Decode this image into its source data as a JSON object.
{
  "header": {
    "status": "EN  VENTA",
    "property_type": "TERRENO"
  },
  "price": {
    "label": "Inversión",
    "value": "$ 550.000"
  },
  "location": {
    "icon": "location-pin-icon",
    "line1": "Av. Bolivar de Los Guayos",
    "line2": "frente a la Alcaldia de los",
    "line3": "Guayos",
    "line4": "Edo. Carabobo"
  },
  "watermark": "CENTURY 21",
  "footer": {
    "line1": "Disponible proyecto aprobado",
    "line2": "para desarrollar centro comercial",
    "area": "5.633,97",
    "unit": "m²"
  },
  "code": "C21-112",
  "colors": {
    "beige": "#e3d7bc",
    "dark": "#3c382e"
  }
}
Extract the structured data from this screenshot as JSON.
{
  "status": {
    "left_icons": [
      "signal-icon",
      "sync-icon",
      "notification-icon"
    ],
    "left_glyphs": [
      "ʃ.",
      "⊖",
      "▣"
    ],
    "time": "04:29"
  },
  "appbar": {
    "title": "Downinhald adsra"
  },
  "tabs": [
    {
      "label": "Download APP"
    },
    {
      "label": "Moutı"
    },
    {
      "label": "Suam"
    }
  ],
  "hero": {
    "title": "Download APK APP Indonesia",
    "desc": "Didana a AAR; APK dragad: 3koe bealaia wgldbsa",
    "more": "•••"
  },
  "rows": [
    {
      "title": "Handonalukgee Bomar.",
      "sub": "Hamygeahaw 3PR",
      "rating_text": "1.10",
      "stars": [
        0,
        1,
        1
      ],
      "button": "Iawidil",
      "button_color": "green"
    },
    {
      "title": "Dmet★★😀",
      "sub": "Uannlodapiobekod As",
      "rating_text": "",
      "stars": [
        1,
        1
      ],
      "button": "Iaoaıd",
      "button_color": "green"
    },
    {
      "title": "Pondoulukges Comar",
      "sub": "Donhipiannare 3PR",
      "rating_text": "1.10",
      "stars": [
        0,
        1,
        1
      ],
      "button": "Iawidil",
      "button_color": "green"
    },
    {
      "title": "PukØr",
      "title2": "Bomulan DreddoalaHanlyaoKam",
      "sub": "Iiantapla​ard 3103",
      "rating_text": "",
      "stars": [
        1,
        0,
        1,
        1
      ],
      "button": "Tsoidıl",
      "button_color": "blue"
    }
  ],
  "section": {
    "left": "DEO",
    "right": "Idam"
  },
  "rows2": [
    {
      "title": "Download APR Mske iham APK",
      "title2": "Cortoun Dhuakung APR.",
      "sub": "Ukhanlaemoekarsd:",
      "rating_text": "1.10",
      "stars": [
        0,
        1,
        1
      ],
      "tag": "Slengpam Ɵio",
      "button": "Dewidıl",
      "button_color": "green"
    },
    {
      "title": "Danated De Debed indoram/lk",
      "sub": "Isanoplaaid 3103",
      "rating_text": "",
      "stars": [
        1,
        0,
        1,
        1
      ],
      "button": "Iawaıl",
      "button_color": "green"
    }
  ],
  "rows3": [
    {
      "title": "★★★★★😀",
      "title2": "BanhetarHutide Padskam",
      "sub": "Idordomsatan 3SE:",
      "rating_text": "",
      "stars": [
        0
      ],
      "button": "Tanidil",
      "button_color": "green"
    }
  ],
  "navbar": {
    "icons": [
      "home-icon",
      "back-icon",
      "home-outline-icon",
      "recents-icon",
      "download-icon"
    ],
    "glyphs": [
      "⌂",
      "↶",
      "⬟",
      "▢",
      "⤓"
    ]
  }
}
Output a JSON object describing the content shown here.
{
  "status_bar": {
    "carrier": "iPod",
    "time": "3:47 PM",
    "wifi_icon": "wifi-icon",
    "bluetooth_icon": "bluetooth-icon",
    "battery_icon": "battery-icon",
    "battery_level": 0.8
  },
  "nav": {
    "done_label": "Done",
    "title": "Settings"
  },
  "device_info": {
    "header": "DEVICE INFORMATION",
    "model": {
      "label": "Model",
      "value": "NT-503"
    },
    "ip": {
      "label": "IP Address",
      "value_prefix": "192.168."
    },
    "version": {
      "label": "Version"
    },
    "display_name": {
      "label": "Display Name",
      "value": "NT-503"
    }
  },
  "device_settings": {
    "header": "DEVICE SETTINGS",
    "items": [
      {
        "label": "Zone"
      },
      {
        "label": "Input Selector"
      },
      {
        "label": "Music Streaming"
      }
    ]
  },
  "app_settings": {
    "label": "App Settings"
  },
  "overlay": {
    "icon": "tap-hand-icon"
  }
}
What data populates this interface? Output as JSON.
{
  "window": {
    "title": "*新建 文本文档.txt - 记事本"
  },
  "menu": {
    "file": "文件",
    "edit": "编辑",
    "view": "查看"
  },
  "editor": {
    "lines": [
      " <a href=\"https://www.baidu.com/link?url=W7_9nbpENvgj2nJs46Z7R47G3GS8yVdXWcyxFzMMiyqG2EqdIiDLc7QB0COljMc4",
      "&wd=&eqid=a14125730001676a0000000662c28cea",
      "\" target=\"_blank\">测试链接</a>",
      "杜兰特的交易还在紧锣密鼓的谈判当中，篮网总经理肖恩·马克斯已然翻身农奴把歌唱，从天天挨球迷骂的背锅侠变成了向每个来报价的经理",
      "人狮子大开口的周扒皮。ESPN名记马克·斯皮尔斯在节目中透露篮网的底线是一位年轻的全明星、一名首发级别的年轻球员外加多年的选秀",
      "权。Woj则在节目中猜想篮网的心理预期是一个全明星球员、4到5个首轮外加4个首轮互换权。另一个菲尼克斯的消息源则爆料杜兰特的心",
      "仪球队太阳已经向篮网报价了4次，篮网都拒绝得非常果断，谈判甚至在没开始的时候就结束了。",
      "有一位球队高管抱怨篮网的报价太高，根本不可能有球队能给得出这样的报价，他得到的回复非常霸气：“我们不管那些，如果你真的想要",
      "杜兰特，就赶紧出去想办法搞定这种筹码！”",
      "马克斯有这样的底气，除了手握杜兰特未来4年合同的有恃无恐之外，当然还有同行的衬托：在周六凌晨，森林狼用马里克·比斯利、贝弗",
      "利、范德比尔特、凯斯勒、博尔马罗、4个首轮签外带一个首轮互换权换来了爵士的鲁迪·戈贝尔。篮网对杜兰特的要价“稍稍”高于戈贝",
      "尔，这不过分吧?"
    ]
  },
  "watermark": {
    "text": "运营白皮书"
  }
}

### TASK GOAL:
Repeat the records above exactly, from the first line to the last.

### FINISHED TASK:
Decode this image into its source data as a JSON object.
{
  "header": {
    "status": "EN  VENTA",
    "property_type": "TERRENO"
  },
  "price": {
    "label": "Inversión",
    "value": "$ 550.000"
  },
  "location": {
    "icon": "location-pin-icon",
    "line1": "Av. Bolivar de Los Guayos",
    "line2": "frente a la Alcaldia de los",
    "line3": "Guayos",
    "line4": "Edo. Carabobo"
  },
  "watermark": "CENTURY 21",
  "footer": {
    "line1": "Disponible proyecto aprobado",
    "line2": "para desarrollar centro comercial",
    "area": "5.633,97",
    "unit": "m²"
  },
  "code": "C21-112",
  "colors": {
    "beige": "#e3d7bc",
    "dark": "#3c382e"
  }
}
Extract the structured data from this screenshot as JSON.
{
  "status": {
    "left_icons": [
      "signal-icon",
      "sync-icon",
      "notification-icon"
    ],
    "left_glyphs": [
      "ʃ.",
      "⊖",
      "▣"
    ],
    "time": "04:29"
  },
  "appbar": {
    "title": "Downinhald adsra"
  },
  "tabs": [
    {
      "label": "Download APP"
    },
    {
      "label": "Moutı"
    },
    {
      "label": "Suam"
    }
  ],
  "hero": {
    "title": "Download APK APP Indonesia",
    "desc": "Didana a AAR; APK dragad: 3koe bealaia wgldbsa",
    "more": "•••"
  },
  "rows": [
    {
      "title": "Handonalukgee Bomar.",
      "sub": "Hamygeahaw 3PR",
      "rating_text": "1.10",
      "stars": [
        0,
        1,
        1
      ],
      "button": "Iawidil",
      "button_color": "green"
    },
    {
      "title": "Dmet★★😀",
      "sub": "Uannlodapiobekod As",
      "rating_text": "",
      "stars": [
        1,
        1
      ],
      "button": "Iaoaıd",
      "button_color": "green"
    },
    {
      "title": "Pondoulukges Comar",
      "sub": "Donhipiannare 3PR",
      "rating_text": "1.10",
      "stars": [
        0,
        1,
        1
      ],
      "button": "Iawidil",
      "button_color": "green"
    },
    {
      "title": "PukØr",
      "title2": "Bomulan DreddoalaHanlyaoKam",
      "sub": "Iiantapla​ard 3103",
      "rating_text": "",
      "stars": [
        1,
        0,
        1,
        1
      ],
      "button": "Tsoidıl",
      "button_color": "blue"
    }
  ],
  "section": {
    "left": "DEO",
    "right": "Idam"
  },
  "rows2": [
    {
      "title": "Download APR Mske iham APK",
      "title2": "Cortoun Dhuakung APR.",
      "sub": "Ukhanlaemoekarsd:",
      "rating_text": "1.10",
      "stars": [
        0,
        1,
        1
      ],
      "tag": "Slengpam Ɵio",
      "button": "Dewidıl",
      "button_color": "green"
    },
    {
      "title": "Danated De Debed indoram/lk",
      "sub": "Isanoplaaid 3103",
      "rating_text": "",
      "stars": [
        1,
        0,
        1,
        1
      ],
      "button": "Iawaıl",
      "button_color": "green"
    }
  ],
  "rows3": [
    {
      "title": "★★★★★😀",
      "title2": "BanhetarHutide Padskam",
      "sub": "Idordomsatan 3SE:",
      "rating_text": "",
      "stars": [
        0
      ],
      "button": "Tanidil",
      "button_color": "green"
    }
  ],
  "navbar": {
    "icons": [
      "home-icon",
      "back-icon",
      "home-outline-icon",
      "recents-icon",
      "download-icon"
    ],
    "glyphs": [
      "⌂",
      "↶",
      "⬟",
      "▢",
      "⤓"
    ]
  }
}
Output a JSON object describing the content shown here.
{
  "status_bar": {
    "carrier": "iPod",
    "time": "3:47 PM",
    "wifi_icon": "wifi-icon",
    "bluetooth_icon": "bluetooth-icon",
    "battery_icon": "battery-icon",
    "battery_level": 0.8
  },
  "nav": {
    "done_label": "Done",
    "title": "Settings"
  },
  "device_info": {
    "header": "DEVICE INFORMATION",
    "model": {
      "label": "Model",
      "value": "NT-503"
    },
    "ip": {
      "label": "IP Address",
      "value_prefix": "192.168."
    },
    "version": {
      "label": "Version"
    },
    "display_name": {
      "label": "Display Name",
      "value": "NT-503"
    }
  },
  "device_settings": {
    "header": "DEVICE SETTINGS",
    "items": [
      {
        "label": "Zone"
      },
      {
        "label": "Input Selector"
      },
      {
        "label": "Music Streaming"
      }
    ]
  },
  "app_settings": {
    "label": "App Settings"
  },
  "overlay": {
    "icon": "tap-hand-icon"
  }
}
What data populates this interface? Output as JSON.
{
  "window": {
    "title": "*新建 文本文档.txt - 记事本"
  },
  "menu": {
    "file": "文件",
    "edit": "编辑",
    "view": "查看"
  },
  "editor": {
    "lines": [
      " <a href=\"https://www.baidu.com/link?url=W7_9nbpENvgj2nJs46Z7R47G3GS8yVdXWcyxFzMMiyqG2EqdIiDLc7QB0COljMc4",
      "&wd=&eqid=a14125730001676a0000000662c28cea",
      "\" target=\"_blank\">测试链接</a>",
      "杜兰特的交易还在紧锣密鼓的谈判当中，篮网总经理肖恩·马克斯已然翻身农奴把歌唱，从天天挨球迷骂的背锅侠变成了向每个来报价的经理",
      "人狮子大开口的周扒皮。ESPN名记马克·斯皮尔斯在节目中透露篮网的底线是一位年轻的全明星、一名首发级别的年轻球员外加多年的选秀",
      "权。Woj则在节目中猜想篮网的心理预期是一个全明星球员、4到5个首轮外加4个首轮互换权。另一个菲尼克斯的消息源则爆料杜兰特的心",
      "仪球队太阳已经向篮网报价了4次，篮网都拒绝得非常果断，谈判甚至在没开始的时候就结束了。",
      "有一位球队高管抱怨篮网的报价太高，根本不可能有球队能给得出这样的报价，他得到的回复非常霸气：“我们不管那些，如果你真的想要",
      "杜兰特，就赶紧出去想办法搞定这种筹码！”",
      "马克斯有这样的底气，除了手握杜兰特未来4年合同的有恃无恐之外，当然还有同行的衬托：在周六凌晨，森林狼用马里克·比斯利、贝弗",
      "利、范德比尔特、凯斯勒、博尔马罗、4个首轮签外带一个首轮互换权换来了爵士的鲁迪·戈贝尔。篮网对杜兰特的要价“稍稍”高于戈贝",
      "尔，这不过分吧?"
    ]
  },
  "watermark": {
    "text": "运营白皮书"
  }
}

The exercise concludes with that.